60      A este respeito, o juiz das medidas provisórias deve concluir que a controvérsia que opõe o Governo alemão e a Comissão a propósito dos valores‑limite «corretos» para o antimónio, o arsénio e o mercúrio presentes nos brinquedos suscita questões de elevada tecnicicidade. Isto é válido, em particular, para a conversão dos valores‑limite de migração e de biodisponibilidade.

61      Quanto a esta conversão, o Governo alemão contesta a pertinência dos «valores‑limite de biodisponibilidade suscetíveis de serem alcançados na prática» que a Comissão obteve multiplicando os valores‑limite de migração que correspondem à norma EN 71‑3 pelas estimativas de quantidades absorvidas, isto é, 100 mg, 400 mg e 8 mg. À primeira vista, esta objeção não é desprovida de fundamento, na medida em que o Governo alemão observa que os valores‑limite de migração da norma EN 71‑3 foram elaborados com base na hipótese segundo a qual a quantidade diária de material de brinquedo absorvido é apenas de 8 mg e que a antiga diretiva brinquedos, bem como as disposições nacionais baseadas na mesma, por um lado, já impõe os valores‑limite de biodisponibilidade aplicáveis e, por outro, define a biodisponibilidade máxima diária devido à utilização dos brinquedos proibindo que esta seja ultrapassada. Na medida em que o Governo alemão também refere que os «valores‑limite de biodisponibilidade suscetíveis de serem atingidos na prática» fixados pela Comissão não são corretos, porque os valores assim calculados são bem mais elevados do que os permitidos, em absoluto, pela antiga diretiva brinquedos, pelo que a premissa na qual a Comissão baseou a sua conversão é incompatível com as próprias disposições da referida diretiva, à primeira vista esta tese também não parece desprovida de pertinência.

62      Por outro lado, a própria Comissão reconhece que, mesmo segundo o seu próprio método de conversão, os valores‑limite nacionais notificados são, para o material raspado, inferiores aos fixados pela nova diretiva brinquedos, estando o material raspado mais dificilmente acessível à criança, porque deve primeiro ser raspado. Questionada a este propósito, a Comissão referiu, a título de exemplo de material raspado, os revestimentos de superfície (pinturas, vernizes), os materiais plásticos e outros materiais, como o couro, o cartão, a madeira e têxteis como os peluches, mas também o vidro ou o aço. Precisou que era a própria criança que, ao brincar, mordia o brinquedo, raspava‑o com os dentes, chupava‑o ou lambia‑o e podia, assim, engolir matéria raspada. Ora, essas explicações não permitem determinar, à primeira vista, o porquê de brinquedos raspados ― isto é, brinquedos intensamente usados como podemos encontrar amiúde nos jardins de infância, nas creches e em famílias numerosas ― estarem mais dificilmente disponíveis do que outras consistências de material nem por que razão o risco sanitário que deles resulta deve ser considerado negligenciável. Em todo o caso, a Comissão não apresentou nenhum valor que ilustre o grau de raridade desses brinquedos. Portanto, não pode afirmar‑se que, no que respeita ao material raspado do brinquedo, as disposições nacionais notificadas não são suscetíveis de assegurar a proteção da saúde, na aceção do artigo 114.°, n.° 4, TFUE.

# Exercício escrito
Pode prosseguir o texto sobre os valores‑limite de antimónio, arsénio e mercúrio nos brinquedos, começando logo a seguir à última frase? As entradas não têm aqui qualquer papel.

# Entradas de dados
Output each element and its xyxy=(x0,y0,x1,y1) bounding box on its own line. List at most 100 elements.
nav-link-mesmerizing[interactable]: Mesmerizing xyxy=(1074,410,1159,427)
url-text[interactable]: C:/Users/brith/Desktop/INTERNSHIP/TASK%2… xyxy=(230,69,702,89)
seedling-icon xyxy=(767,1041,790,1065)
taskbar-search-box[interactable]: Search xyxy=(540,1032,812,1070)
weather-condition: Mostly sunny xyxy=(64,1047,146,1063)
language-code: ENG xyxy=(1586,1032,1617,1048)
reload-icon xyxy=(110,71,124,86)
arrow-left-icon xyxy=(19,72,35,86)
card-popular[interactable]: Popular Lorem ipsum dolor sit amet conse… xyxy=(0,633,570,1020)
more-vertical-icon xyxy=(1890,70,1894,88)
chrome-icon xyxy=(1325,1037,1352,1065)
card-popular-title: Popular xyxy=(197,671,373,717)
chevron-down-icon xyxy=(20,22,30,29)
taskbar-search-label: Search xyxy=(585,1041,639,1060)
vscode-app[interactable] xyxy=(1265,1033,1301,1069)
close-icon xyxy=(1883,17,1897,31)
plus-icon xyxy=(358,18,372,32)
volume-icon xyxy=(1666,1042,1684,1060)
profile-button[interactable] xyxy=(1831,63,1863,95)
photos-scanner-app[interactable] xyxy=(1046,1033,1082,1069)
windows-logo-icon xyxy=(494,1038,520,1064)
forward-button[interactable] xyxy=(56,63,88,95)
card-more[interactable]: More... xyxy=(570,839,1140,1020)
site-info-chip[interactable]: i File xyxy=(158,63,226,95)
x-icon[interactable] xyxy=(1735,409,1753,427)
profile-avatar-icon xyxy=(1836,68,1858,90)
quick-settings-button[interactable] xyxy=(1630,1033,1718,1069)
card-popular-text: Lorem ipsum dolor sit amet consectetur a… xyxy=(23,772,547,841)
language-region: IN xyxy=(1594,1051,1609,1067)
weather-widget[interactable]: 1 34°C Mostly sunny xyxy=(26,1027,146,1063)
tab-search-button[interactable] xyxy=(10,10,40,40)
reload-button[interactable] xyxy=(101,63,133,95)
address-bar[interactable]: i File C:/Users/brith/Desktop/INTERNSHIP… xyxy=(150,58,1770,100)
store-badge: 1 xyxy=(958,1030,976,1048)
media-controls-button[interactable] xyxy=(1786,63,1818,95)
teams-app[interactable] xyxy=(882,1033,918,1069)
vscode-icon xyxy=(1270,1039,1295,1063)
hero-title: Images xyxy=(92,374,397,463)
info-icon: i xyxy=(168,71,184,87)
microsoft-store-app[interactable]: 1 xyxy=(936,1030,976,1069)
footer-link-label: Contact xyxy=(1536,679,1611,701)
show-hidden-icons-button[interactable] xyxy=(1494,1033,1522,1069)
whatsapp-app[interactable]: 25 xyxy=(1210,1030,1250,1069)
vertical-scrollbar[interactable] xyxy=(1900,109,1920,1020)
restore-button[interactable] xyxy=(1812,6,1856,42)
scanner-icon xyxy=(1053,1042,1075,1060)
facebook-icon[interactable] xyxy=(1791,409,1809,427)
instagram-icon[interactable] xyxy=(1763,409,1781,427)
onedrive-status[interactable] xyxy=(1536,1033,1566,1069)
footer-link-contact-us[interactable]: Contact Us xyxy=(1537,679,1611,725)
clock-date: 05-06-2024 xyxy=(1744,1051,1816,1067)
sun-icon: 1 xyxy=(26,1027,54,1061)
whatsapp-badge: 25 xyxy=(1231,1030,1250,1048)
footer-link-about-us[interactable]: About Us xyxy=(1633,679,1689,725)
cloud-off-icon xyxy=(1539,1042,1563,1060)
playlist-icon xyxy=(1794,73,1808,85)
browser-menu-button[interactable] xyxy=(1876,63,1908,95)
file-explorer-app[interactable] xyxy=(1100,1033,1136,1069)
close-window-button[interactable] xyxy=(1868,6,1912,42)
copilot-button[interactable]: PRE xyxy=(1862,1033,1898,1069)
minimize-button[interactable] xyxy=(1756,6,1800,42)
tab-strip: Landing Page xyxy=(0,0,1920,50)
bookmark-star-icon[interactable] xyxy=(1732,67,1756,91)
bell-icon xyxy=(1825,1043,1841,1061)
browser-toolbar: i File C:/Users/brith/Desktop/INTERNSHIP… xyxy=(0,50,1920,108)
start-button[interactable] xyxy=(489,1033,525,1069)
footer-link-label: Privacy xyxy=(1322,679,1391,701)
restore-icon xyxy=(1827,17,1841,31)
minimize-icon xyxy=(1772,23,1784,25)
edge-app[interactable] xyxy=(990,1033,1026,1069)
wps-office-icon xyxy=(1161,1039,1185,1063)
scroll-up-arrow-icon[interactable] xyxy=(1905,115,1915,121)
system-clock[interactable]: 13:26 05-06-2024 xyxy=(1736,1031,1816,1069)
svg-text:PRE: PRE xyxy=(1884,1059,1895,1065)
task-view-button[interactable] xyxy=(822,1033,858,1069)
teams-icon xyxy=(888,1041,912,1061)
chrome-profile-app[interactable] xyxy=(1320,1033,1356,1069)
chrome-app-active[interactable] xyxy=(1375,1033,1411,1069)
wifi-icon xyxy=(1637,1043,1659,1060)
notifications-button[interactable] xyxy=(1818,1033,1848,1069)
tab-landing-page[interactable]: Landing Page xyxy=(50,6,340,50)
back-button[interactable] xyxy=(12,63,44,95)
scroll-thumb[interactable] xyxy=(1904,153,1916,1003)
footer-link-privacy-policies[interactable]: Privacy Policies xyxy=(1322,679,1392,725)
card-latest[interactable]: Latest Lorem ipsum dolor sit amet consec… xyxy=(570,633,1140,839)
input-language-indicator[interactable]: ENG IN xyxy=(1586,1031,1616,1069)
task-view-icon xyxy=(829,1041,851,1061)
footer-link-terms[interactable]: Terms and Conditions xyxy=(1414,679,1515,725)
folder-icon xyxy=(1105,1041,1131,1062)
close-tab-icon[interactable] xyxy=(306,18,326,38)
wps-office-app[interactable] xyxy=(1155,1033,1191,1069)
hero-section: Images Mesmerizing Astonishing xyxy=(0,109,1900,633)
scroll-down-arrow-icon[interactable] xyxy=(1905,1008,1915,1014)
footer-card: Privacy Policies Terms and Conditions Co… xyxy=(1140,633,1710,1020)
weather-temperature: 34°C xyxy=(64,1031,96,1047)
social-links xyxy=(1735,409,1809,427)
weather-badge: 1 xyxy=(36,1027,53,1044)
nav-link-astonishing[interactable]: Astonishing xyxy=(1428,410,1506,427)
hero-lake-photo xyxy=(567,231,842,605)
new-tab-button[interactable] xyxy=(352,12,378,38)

# Resposta à tarefa
63      Embora a Comissão alegue que as disposições de que o Governo alemão pede a aprovação são baseadas em métodos que datam de há cerca de 30 anos, é suficiente observar que, na nova diretiva brinquedos, o próprio legislador permite expressamente que os valores‑limite baseados nesses métodos se mantenham em vigor até 20 de julho de 2013. Os valores‑limite nacionais que, na decisão impugnada, a Comissão autorizou a termo para o bário e o chumbo também assentam nesses métodos. Portanto, a Comissão não tem fundamento, prima facie, para pretender que o regime de valores‑limite instituído pela antiga diretiva brinquedos é totalmente obsoleto, cientificamente ultrapassado e, por consequência, manifestamente inadequado.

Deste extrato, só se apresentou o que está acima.